_Excerpt to read:_
^^^^^^^^^^^^^^^^

Crooker v. Pacific Lounge & Mattress Co.

Per Curiam.

This action was brought by plaintiff, Walter V. R. Crooker, a minor, by his father as guardian ad litem against defendant, Pacific Lounge and Mattress Company, a corporation, to recover for personal injuries. The cause was before this court on a former appeal, and is reported in 29 Wash. 30, 69 Pac. 359. The plaintiff was nonsuited at the first trial in the superior court, and on his appeal to this court the judgment of nonsuit was reversed, and the cause was remanded for a new trial. When the case was subsequently called for trial on the 17th day of November, 1902, the superior court made an order discharging W. G. Crooker, as guardian ad litem for plaintiff, and directing that the cause proceed in the individual name of Walter V. P. Crooker as sole plaintiff. At the last trial, a verdict was rendered in favor of plaintiff for $2,500. Judgment having been rendered on this verdict in favor of plaintiff, the defendant appeals.

^^^^^^^^^^^^^^^^

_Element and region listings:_

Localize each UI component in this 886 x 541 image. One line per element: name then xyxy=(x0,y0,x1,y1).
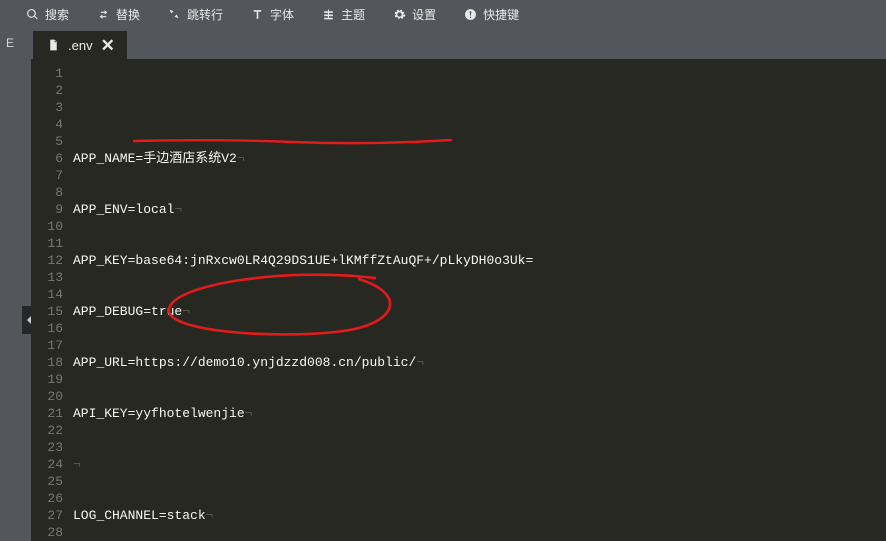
editor-area: .env ✕ 1 2 3 4 5 6 7 8 9 10 11 12 13 14 … xyxy=(31,28,886,541)
toolbar: 搜索 替换 跳转行 字体 主题 设置 快捷键 xyxy=(0,0,886,28)
file-icon xyxy=(47,38,60,52)
code-text: API_KEY=yyfhotelwenjie xyxy=(73,406,245,421)
code-text: APP_KEY=base64:jnRxcw0LR4Q29DS1UE+lKMffZ… xyxy=(73,253,533,268)
lineno: 25 xyxy=(31,473,63,490)
toolbar-font-label: 字体 xyxy=(270,6,294,23)
toolbar-search-label: 搜索 xyxy=(45,6,69,23)
lineno: 5 xyxy=(31,133,63,150)
toolbar-replace-button[interactable]: 替换 xyxy=(83,0,154,28)
toolbar-shortcuts-label: 快捷键 xyxy=(483,6,519,23)
tabs: .env ✕ xyxy=(31,28,886,59)
lineno: 2 xyxy=(31,82,63,99)
lineno: 13 xyxy=(31,269,63,286)
lineno: 18 xyxy=(31,354,63,371)
lineno: 28 xyxy=(31,524,63,541)
font-icon xyxy=(251,8,264,21)
sidebar-item-file[interactable]: E xyxy=(0,28,31,58)
lineno: 3 xyxy=(31,99,63,116)
lineno: 20 xyxy=(31,388,63,405)
sidebar: E xyxy=(0,28,31,541)
gotoline-icon xyxy=(168,8,181,21)
gear-icon xyxy=(393,8,406,21)
lineno: 10 xyxy=(31,218,63,235)
lineno: 1 xyxy=(31,65,63,82)
lineno: 6 xyxy=(31,150,63,167)
theme-icon xyxy=(322,8,335,21)
lineno: 27 xyxy=(31,507,63,524)
code-text: APP_NAME=手边酒店系统V2 xyxy=(73,151,237,166)
code-text: LOG_CHANNEL=stack xyxy=(73,508,206,523)
lineno: 22 xyxy=(31,422,63,439)
replace-icon xyxy=(97,8,110,21)
lineno: 4 xyxy=(31,116,63,133)
lineno: 15 xyxy=(31,303,63,320)
code-editor[interactable]: 1 2 3 4 5 6 7 8 9 10 11 12 13 14 15 16 1… xyxy=(31,59,886,541)
newline-icon: ¬ xyxy=(416,355,424,370)
toolbar-font-button[interactable]: 字体 xyxy=(237,0,308,28)
lineno: 21 xyxy=(31,405,63,422)
toolbar-gotoline-label: 跳转行 xyxy=(187,6,223,23)
code-text: APP_URL=https://demo10.ynjdzzd008.cn/pub… xyxy=(73,355,416,370)
newline-icon: ¬ xyxy=(174,202,182,217)
lineno: 14 xyxy=(31,286,63,303)
lineno: 9 xyxy=(31,201,63,218)
lineno: 19 xyxy=(31,371,63,388)
lineno: 26 xyxy=(31,490,63,507)
newline-icon: ¬ xyxy=(73,457,81,472)
search-icon xyxy=(26,8,39,21)
lineno: 17 xyxy=(31,337,63,354)
toolbar-shortcuts-button[interactable]: 快捷键 xyxy=(450,0,533,28)
newline-icon: ¬ xyxy=(245,406,253,421)
lineno: 7 xyxy=(31,167,63,184)
newline-icon: ¬ xyxy=(206,508,214,523)
lineno: 12 xyxy=(31,252,63,269)
toolbar-theme-button[interactable]: 主题 xyxy=(308,0,379,28)
lineno: 24 xyxy=(31,456,63,473)
tab-filename: .env xyxy=(68,38,93,53)
code[interactable]: APP_NAME=手边酒店系统V2¬ APP_ENV=local¬ APP_KE… xyxy=(73,59,886,541)
toolbar-replace-label: 替换 xyxy=(116,6,140,23)
tab-close-button[interactable]: ✕ xyxy=(101,37,115,54)
code-text: APP_DEBUG=true xyxy=(73,304,182,319)
tab-env[interactable]: .env ✕ xyxy=(33,31,127,59)
code-text: APP_ENV=local xyxy=(73,202,174,217)
lineno: 23 xyxy=(31,439,63,456)
toolbar-theme-label: 主题 xyxy=(341,6,365,23)
newline-icon: ¬ xyxy=(237,151,245,166)
toolbar-settings-label: 设置 xyxy=(412,6,436,23)
gutter: 1 2 3 4 5 6 7 8 9 10 11 12 13 14 15 16 1… xyxy=(31,59,73,541)
lineno: 11 xyxy=(31,235,63,252)
shortcuts-icon xyxy=(464,8,477,21)
newline-icon: ¬ xyxy=(182,304,190,319)
toolbar-search-button[interactable]: 搜索 xyxy=(12,0,83,28)
toolbar-settings-button[interactable]: 设置 xyxy=(379,0,450,28)
main-area: E .env ✕ 1 2 3 4 5 6 7 8 9 10 xyxy=(0,28,886,541)
lineno: 16 xyxy=(31,320,63,337)
toolbar-gotoline-button[interactable]: 跳转行 xyxy=(154,0,237,28)
lineno: 8 xyxy=(31,184,63,201)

^^^^^^^^^^^^^^^^

_Instruction:_ Please answer from the Crooker v. Pacific Lounge & Mattress Co. opinion: how much was the verdict for the plaintiff at the last trial?

_Result:_ $2,500.